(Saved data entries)

===

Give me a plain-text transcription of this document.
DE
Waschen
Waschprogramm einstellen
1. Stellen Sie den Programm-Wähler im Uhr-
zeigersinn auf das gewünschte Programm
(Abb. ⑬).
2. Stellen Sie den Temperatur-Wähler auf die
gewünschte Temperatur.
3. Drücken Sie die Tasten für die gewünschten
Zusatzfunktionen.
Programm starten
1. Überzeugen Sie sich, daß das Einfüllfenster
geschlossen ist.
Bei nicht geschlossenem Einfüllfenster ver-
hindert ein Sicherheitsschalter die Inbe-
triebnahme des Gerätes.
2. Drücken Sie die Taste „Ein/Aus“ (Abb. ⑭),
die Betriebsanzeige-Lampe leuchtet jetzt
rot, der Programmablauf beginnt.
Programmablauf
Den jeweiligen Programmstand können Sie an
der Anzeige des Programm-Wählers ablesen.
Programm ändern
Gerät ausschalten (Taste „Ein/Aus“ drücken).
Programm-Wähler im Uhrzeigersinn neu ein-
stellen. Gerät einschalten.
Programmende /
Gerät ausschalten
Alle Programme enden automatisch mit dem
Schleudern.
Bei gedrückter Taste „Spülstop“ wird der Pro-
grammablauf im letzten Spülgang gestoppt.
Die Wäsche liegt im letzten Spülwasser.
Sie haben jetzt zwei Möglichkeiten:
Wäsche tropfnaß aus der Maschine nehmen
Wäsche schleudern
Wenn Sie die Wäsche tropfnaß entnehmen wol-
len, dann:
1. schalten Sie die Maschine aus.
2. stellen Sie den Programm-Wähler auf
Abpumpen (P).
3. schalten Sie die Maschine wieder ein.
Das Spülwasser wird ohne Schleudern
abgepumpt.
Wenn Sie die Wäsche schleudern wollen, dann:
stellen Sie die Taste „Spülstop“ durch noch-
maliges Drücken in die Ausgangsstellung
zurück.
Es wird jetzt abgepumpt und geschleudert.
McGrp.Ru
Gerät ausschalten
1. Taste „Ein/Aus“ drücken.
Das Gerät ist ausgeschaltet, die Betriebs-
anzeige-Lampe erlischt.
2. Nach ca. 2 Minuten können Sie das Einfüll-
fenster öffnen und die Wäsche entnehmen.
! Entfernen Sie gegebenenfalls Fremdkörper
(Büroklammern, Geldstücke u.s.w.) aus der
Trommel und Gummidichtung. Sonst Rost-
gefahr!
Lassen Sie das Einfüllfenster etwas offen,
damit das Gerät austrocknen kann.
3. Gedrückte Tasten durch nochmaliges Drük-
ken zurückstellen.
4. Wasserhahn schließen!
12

===

▸ Written problem
Your task is to print the whole listing again exactly.

▸ The output
Give me a plain-text transcription of this document.
DE
Waschen
Waschprogramm einstellen
1. Stellen Sie den Programm-Wähler im Uhr-
zeigersinn auf das gewünschte Programm
(Abb. ⑬).
2. Stellen Sie den Temperatur-Wähler auf die
gewünschte Temperatur.
3. Drücken Sie die Tasten für die gewünschten
Zusatzfunktionen.
Programm starten
1. Überzeugen Sie sich, daß das Einfüllfenster
geschlossen ist.
Bei nicht geschlossenem Einfüllfenster ver-
hindert ein Sicherheitsschalter die Inbe-
triebnahme des Gerätes.
2. Drücken Sie die Taste „Ein/Aus“ (Abb. ⑭),
die Betriebsanzeige-Lampe leuchtet jetzt
rot, der Programmablauf beginnt.
Programmablauf
Den jeweiligen Programmstand können Sie an
der Anzeige des Programm-Wählers ablesen.
Programm ändern
Gerät ausschalten (Taste „Ein/Aus“ drücken).
Programm-Wähler im Uhrzeigersinn neu ein-
stellen. Gerät einschalten.
Programmende /
Gerät ausschalten
Alle Programme enden automatisch mit dem
Schleudern.
Bei gedrückter Taste „Spülstop“ wird der Pro-
grammablauf im letzten Spülgang gestoppt.
Die Wäsche liegt im letzten Spülwasser.
Sie haben jetzt zwei Möglichkeiten:
Wäsche tropfnaß aus der Maschine nehmen
Wäsche schleudern
Wenn Sie die Wäsche tropfnaß entnehmen wol-
len, dann:
1. schalten Sie die Maschine aus.
2. stellen Sie den Programm-Wähler auf
Abpumpen (P).
3. schalten Sie die Maschine wieder ein.
Das Spülwasser wird ohne Schleudern
abgepumpt.
Wenn Sie die Wäsche schleudern wollen, dann:
stellen Sie die Taste „Spülstop“ durch noch-
maliges Drücken in die Ausgangsstellung
zurück.
Es wird jetzt abgepumpt und geschleudert.
McGrp.Ru
Gerät ausschalten
1. Taste „Ein/Aus“ drücken.
Das Gerät ist ausgeschaltet, die Betriebs-
anzeige-Lampe erlischt.
2. Nach ca. 2 Minuten können Sie das Einfüll-
fenster öffnen und die Wäsche entnehmen.
! Entfernen Sie gegebenenfalls Fremdkörper
(Büroklammern, Geldstücke u.s.w.) aus der
Trommel und Gummidichtung. Sonst Rost-
gefahr!
Lassen Sie das Einfüllfenster etwas offen,
damit das Gerät austrocknen kann.
3. Gedrückte Tasten durch nochmaliges Drük-
ken zurückstellen.
4. Wasserhahn schließen!
12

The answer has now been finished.